= REQUIREMENT =
Return each line of the records with nothing changed, pictures excepted.

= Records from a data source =
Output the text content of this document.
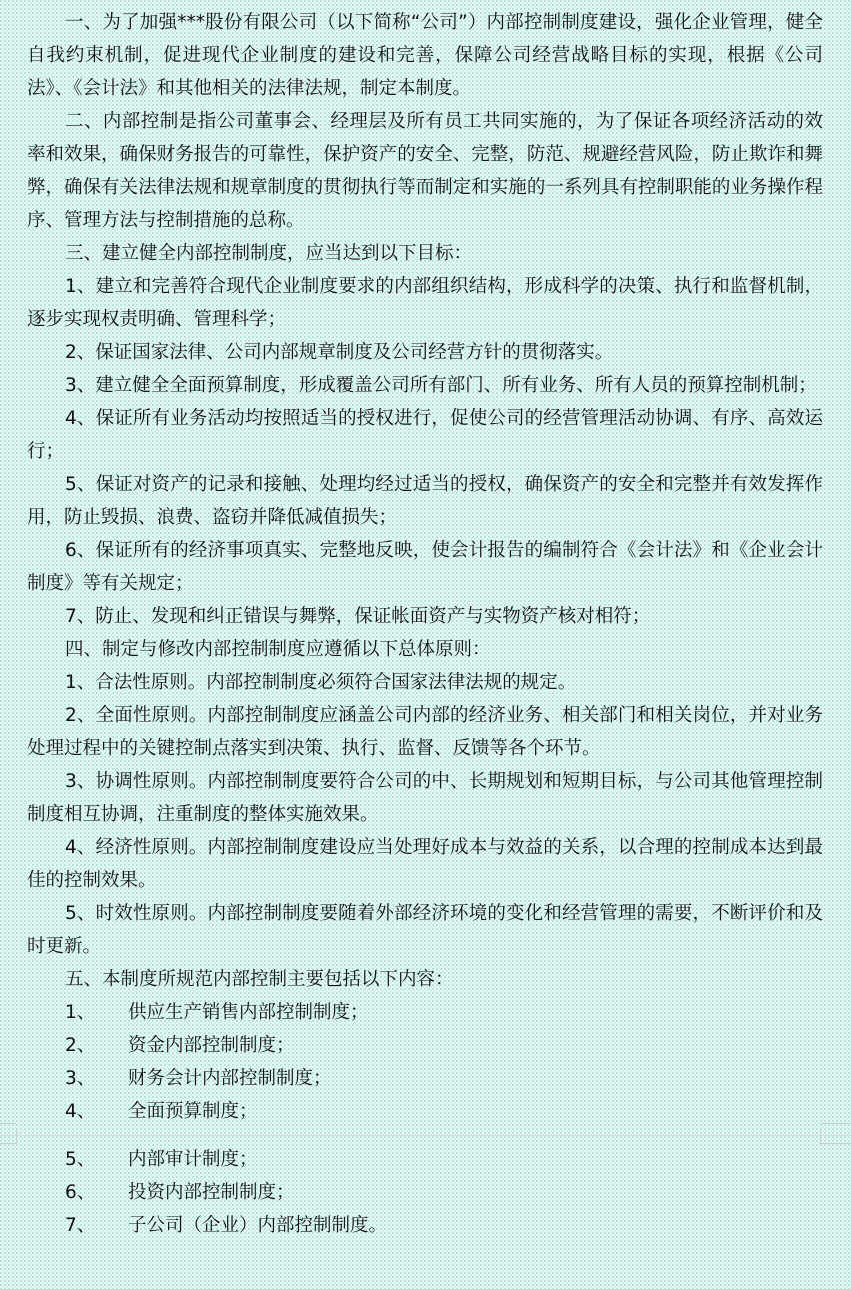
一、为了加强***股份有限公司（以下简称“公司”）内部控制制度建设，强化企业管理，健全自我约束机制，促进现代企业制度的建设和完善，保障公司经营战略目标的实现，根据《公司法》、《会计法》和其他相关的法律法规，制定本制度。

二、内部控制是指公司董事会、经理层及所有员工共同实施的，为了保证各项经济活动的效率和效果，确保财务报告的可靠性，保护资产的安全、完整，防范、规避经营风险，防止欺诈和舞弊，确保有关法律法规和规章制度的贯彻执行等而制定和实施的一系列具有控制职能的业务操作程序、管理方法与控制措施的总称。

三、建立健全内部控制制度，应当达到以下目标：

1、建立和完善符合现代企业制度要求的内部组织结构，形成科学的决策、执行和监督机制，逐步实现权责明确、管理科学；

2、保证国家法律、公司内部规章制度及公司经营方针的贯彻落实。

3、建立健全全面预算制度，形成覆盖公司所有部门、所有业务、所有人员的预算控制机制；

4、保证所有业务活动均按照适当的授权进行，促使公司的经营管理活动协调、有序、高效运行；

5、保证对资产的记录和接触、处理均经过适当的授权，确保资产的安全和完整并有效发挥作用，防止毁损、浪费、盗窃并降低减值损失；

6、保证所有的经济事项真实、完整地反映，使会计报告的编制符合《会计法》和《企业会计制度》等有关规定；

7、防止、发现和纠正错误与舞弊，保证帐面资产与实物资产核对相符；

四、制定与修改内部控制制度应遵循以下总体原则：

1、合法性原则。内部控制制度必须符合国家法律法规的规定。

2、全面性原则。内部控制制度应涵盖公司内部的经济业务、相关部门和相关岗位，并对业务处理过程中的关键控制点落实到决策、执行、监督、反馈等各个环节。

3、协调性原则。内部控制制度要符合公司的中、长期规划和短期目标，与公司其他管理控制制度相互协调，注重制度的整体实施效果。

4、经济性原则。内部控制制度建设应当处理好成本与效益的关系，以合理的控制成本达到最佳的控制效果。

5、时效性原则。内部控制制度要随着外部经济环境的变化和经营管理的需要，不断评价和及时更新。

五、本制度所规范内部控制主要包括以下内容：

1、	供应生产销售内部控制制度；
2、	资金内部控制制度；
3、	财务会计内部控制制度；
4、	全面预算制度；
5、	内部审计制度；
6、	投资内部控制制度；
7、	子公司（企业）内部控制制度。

= WRITTEN ANSWER =
Output the text content of this document.
一、为了加强***股份有限公司（以下简称“公司”）内部控制制度建设，强化企业管理，健全自我约束机制，促进现代企业制度的建设和完善，保障公司经营战略目标的实现，根据《公司法》、《会计法》和其他相关的法律法规，制定本制度。

二、内部控制是指公司董事会、经理层及所有员工共同实施的，为了保证各项经济活动的效率和效果，确保财务报告的可靠性，保护资产的安全、完整，防范、规避经营风险，防止欺诈和舞弊，确保有关法律法规和规章制度的贯彻执行等而制定和实施的一系列具有控制职能的业务操作程序、管理方法与控制措施的总称。

三、建立健全内部控制制度，应当达到以下目标：

1、建立和完善符合现代企业制度要求的内部组织结构，形成科学的决策、执行和监督机制，逐步实现权责明确、管理科学；

2、保证国家法律、公司内部规章制度及公司经营方针的贯彻落实。

3、建立健全全面预算制度，形成覆盖公司所有部门、所有业务、所有人员的预算控制机制；

4、保证所有业务活动均按照适当的授权进行，促使公司的经营管理活动协调、有序、高效运行；

5、保证对资产的记录和接触、处理均经过适当的授权，确保资产的安全和完整并有效发挥作用，防止毁损、浪费、盗窃并降低减值损失；

6、保证所有的经济事项真实、完整地反映，使会计报告的编制符合《会计法》和《企业会计制度》等有关规定；

7、防止、发现和纠正错误与舞弊，保证帐面资产与实物资产核对相符；

四、制定与修改内部控制制度应遵循以下总体原则：

1、合法性原则。内部控制制度必须符合国家法律法规的规定。

2、全面性原则。内部控制制度应涵盖公司内部的经济业务、相关部门和相关岗位，并对业务处理过程中的关键控制点落实到决策、执行、监督、反馈等各个环节。

3、协调性原则。内部控制制度要符合公司的中、长期规划和短期目标，与公司其他管理控制制度相互协调，注重制度的整体实施效果。

4、经济性原则。内部控制制度建设应当处理好成本与效益的关系，以合理的控制成本达到最佳的控制效果。

5、时效性原则。内部控制制度要随着外部经济环境的变化和经营管理的需要，不断评价和及时更新。

五、本制度所规范内部控制主要包括以下内容：

1、	供应生产销售内部控制制度；
2、	资金内部控制制度；
3、	财务会计内部控制制度；
4、	全面预算制度；
5、	内部审计制度；
6、	投资内部控制制度；
7、	子公司（企业）内部控制制度。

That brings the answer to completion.